» Problem to solve:
Look through the material below. Copy each line that contains the string "JSON".

## Begin

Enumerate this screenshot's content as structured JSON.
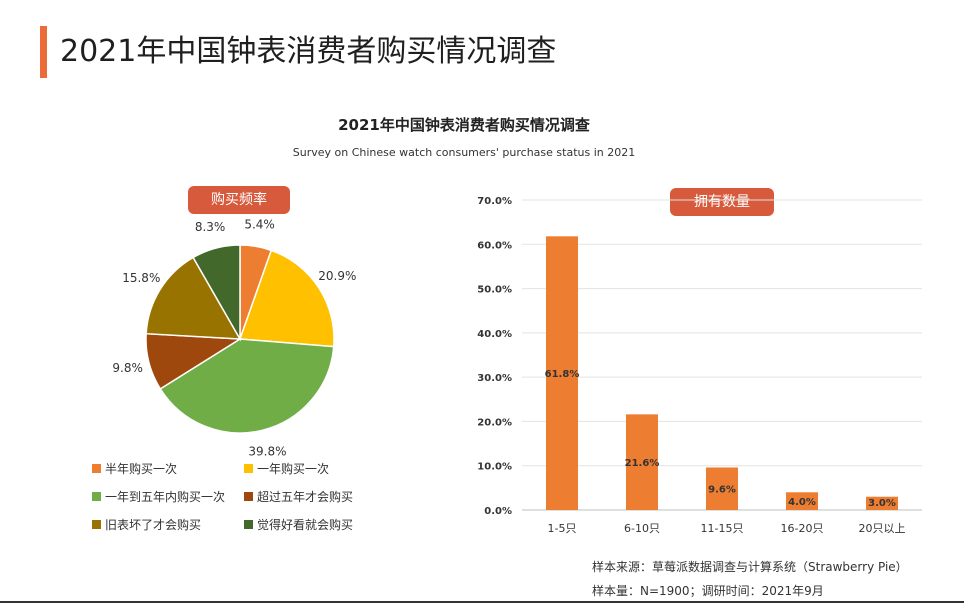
{
  "page": {
    "title": "2021年中国钟表消费者购买情况调查"
  },
  "chart_title": "2021年中国钟表消费者购买情况调查",
  "chart_subtitle": "Survey on Chinese watch consumers' purchase status in 2021",
  "source": {
    "line1": "样本来源：草莓派数据调查与计算系统（Strawberry Pie）",
    "line2": "样本量：N=1900；调研时间：2021年9月"
  },
  "colors": {
    "accent": "#ec6c39",
    "badge": "#d75a3c",
    "bar": "#ed7d31"
  },
  "chart_data": [
    {
      "type": "pie",
      "title": "购买频率",
      "slices": [
        {
          "label": "半年购买一次",
          "value": 5.4,
          "display": "5.4%",
          "color": "#ed7d31"
        },
        {
          "label": "一年购买一次",
          "value": 20.9,
          "display": "20.9%",
          "color": "#ffc000"
        },
        {
          "label": "一年到五年内购买一次",
          "value": 39.8,
          "display": "39.8%",
          "color": "#70ad47"
        },
        {
          "label": "超过五年才会购买",
          "value": 9.8,
          "display": "9.8%",
          "color": "#9e480e"
        },
        {
          "label": "旧表坏了才会购买",
          "value": 15.8,
          "display": "15.8%",
          "color": "#997300"
        },
        {
          "label": "觉得好看就会购买",
          "value": 8.3,
          "display": "8.3%",
          "color": "#43682b"
        }
      ],
      "legend_placement": "bottom"
    },
    {
      "type": "bar",
      "title": "拥有数量",
      "categories": [
        "1-5只",
        "6-10只",
        "11-15只",
        "16-20只",
        "20只以上"
      ],
      "values": [
        61.8,
        21.6,
        9.6,
        4.0,
        3.0
      ],
      "data_labels": [
        "61.8%",
        "21.6%",
        "9.6%",
        "4.0%",
        "3.0%"
      ],
      "ylim": [
        0,
        70
      ],
      "yticks": [
        0,
        10,
        20,
        30,
        40,
        50,
        60,
        70
      ],
      "ytick_labels": [
        "0.0%",
        "10.0%",
        "20.0%",
        "30.0%",
        "40.0%",
        "50.0%",
        "60.0%",
        "70.0%"
      ],
      "grid": true,
      "color": "#ed7d31"
    }
  ]
}
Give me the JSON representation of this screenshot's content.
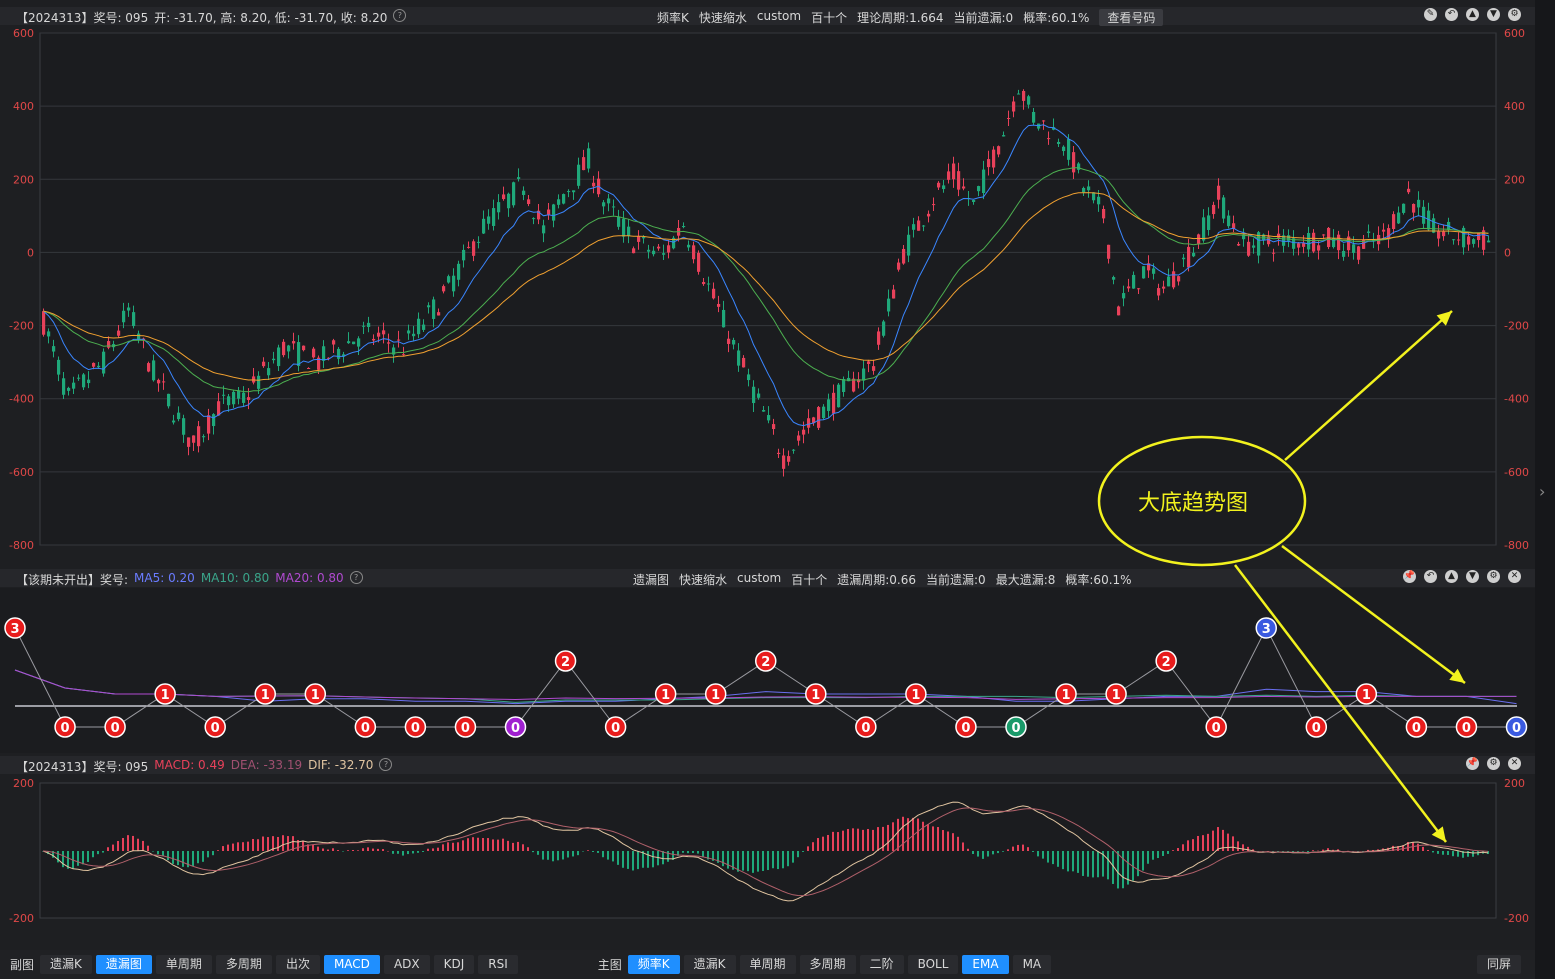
{
  "main_header": {
    "left": "【2024313】奖号: 095",
    "ohlc": "开: -31.70, 高: 8.20, 低: -31.70, 收: 8.20",
    "items": [
      "频率K",
      "快速缩水",
      "custom",
      "百十个",
      "理论周期:1.664",
      "当前遗漏:0",
      "概率:60.1%"
    ],
    "button": "查看号码",
    "icons": [
      "edit-icon",
      "undo-icon",
      "up-icon",
      "down-icon",
      "settings-icon"
    ]
  },
  "miss_header": {
    "left": "【该期未开出】奖号:",
    "ma5": "MA5: 0.20",
    "ma10": "MA10: 0.80",
    "ma20": "MA20: 0.80",
    "items": [
      "遗漏图",
      "快速缩水",
      "custom",
      "百十个",
      "遗漏周期:0.66",
      "当前遗漏:0",
      "最大遗漏:8",
      "概率:60.1%"
    ],
    "icons": [
      "pin-icon",
      "undo-icon",
      "up-icon",
      "down-icon",
      "settings-icon",
      "close-icon"
    ]
  },
  "macd_header": {
    "left": "【2024313】奖号: 095",
    "macd": "MACD: 0.49",
    "dea": "DEA: -33.19",
    "dif": "DIF: -32.70",
    "icons": [
      "pin-icon",
      "settings-icon",
      "close-icon"
    ]
  },
  "main_axis": [
    "600",
    "400",
    "200",
    "0",
    "-200",
    "-400",
    "-600",
    "-800"
  ],
  "macd_axis": [
    "200",
    "-200"
  ],
  "annotation": "大底趋势图",
  "miss_points": [
    {
      "v": 3,
      "c": "red"
    },
    {
      "v": 0,
      "c": "red"
    },
    {
      "v": 0,
      "c": "red"
    },
    {
      "v": 1,
      "c": "red"
    },
    {
      "v": 0,
      "c": "red"
    },
    {
      "v": 1,
      "c": "red"
    },
    {
      "v": 1,
      "c": "red"
    },
    {
      "v": 0,
      "c": "red"
    },
    {
      "v": 0,
      "c": "red"
    },
    {
      "v": 0,
      "c": "red"
    },
    {
      "v": 0,
      "c": "purple"
    },
    {
      "v": 2,
      "c": "red"
    },
    {
      "v": 0,
      "c": "red"
    },
    {
      "v": 1,
      "c": "red"
    },
    {
      "v": 1,
      "c": "red"
    },
    {
      "v": 2,
      "c": "red"
    },
    {
      "v": 1,
      "c": "red"
    },
    {
      "v": 0,
      "c": "red"
    },
    {
      "v": 1,
      "c": "red"
    },
    {
      "v": 0,
      "c": "red"
    },
    {
      "v": 0,
      "c": "green"
    },
    {
      "v": 1,
      "c": "red"
    },
    {
      "v": 1,
      "c": "red"
    },
    {
      "v": 2,
      "c": "red"
    },
    {
      "v": 0,
      "c": "red"
    },
    {
      "v": 3,
      "c": "blue"
    },
    {
      "v": 0,
      "c": "red"
    },
    {
      "v": 1,
      "c": "red"
    },
    {
      "v": 0,
      "c": "red"
    },
    {
      "v": 0,
      "c": "red"
    },
    {
      "v": 0,
      "c": "blue"
    }
  ],
  "bottom_bar": {
    "sub_label": "副图",
    "sub_tabs": [
      {
        "label": "遗漏K",
        "active": false
      },
      {
        "label": "遗漏图",
        "active": true
      },
      {
        "label": "单周期",
        "active": false
      },
      {
        "label": "多周期",
        "active": false
      },
      {
        "label": "出次",
        "active": false
      },
      {
        "label": "MACD",
        "active": true
      },
      {
        "label": "ADX",
        "active": false
      },
      {
        "label": "KDJ",
        "active": false
      },
      {
        "label": "RSI",
        "active": false
      }
    ],
    "main_label": "主图",
    "main_tabs": [
      {
        "label": "频率K",
        "active": true
      },
      {
        "label": "遗漏K",
        "active": false
      },
      {
        "label": "单周期",
        "active": false
      },
      {
        "label": "多周期",
        "active": false
      },
      {
        "label": "二阶",
        "active": false
      },
      {
        "label": "BOLL",
        "active": false
      },
      {
        "label": "EMA",
        "active": true
      },
      {
        "label": "MA",
        "active": false
      }
    ],
    "fullscreen": "同屏"
  },
  "colors": {
    "up": "#e8415a",
    "down": "#1fa87a",
    "ema_fast": "#3a86ff",
    "ema_mid": "#4caf50",
    "ema_slow": "#f0a030",
    "annot": "#f2f21e"
  }
}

## End

» Answer to the problem:
Enumerate this screenshot's content as structured JSON.
Give me the JSON representation of this screenshot's content.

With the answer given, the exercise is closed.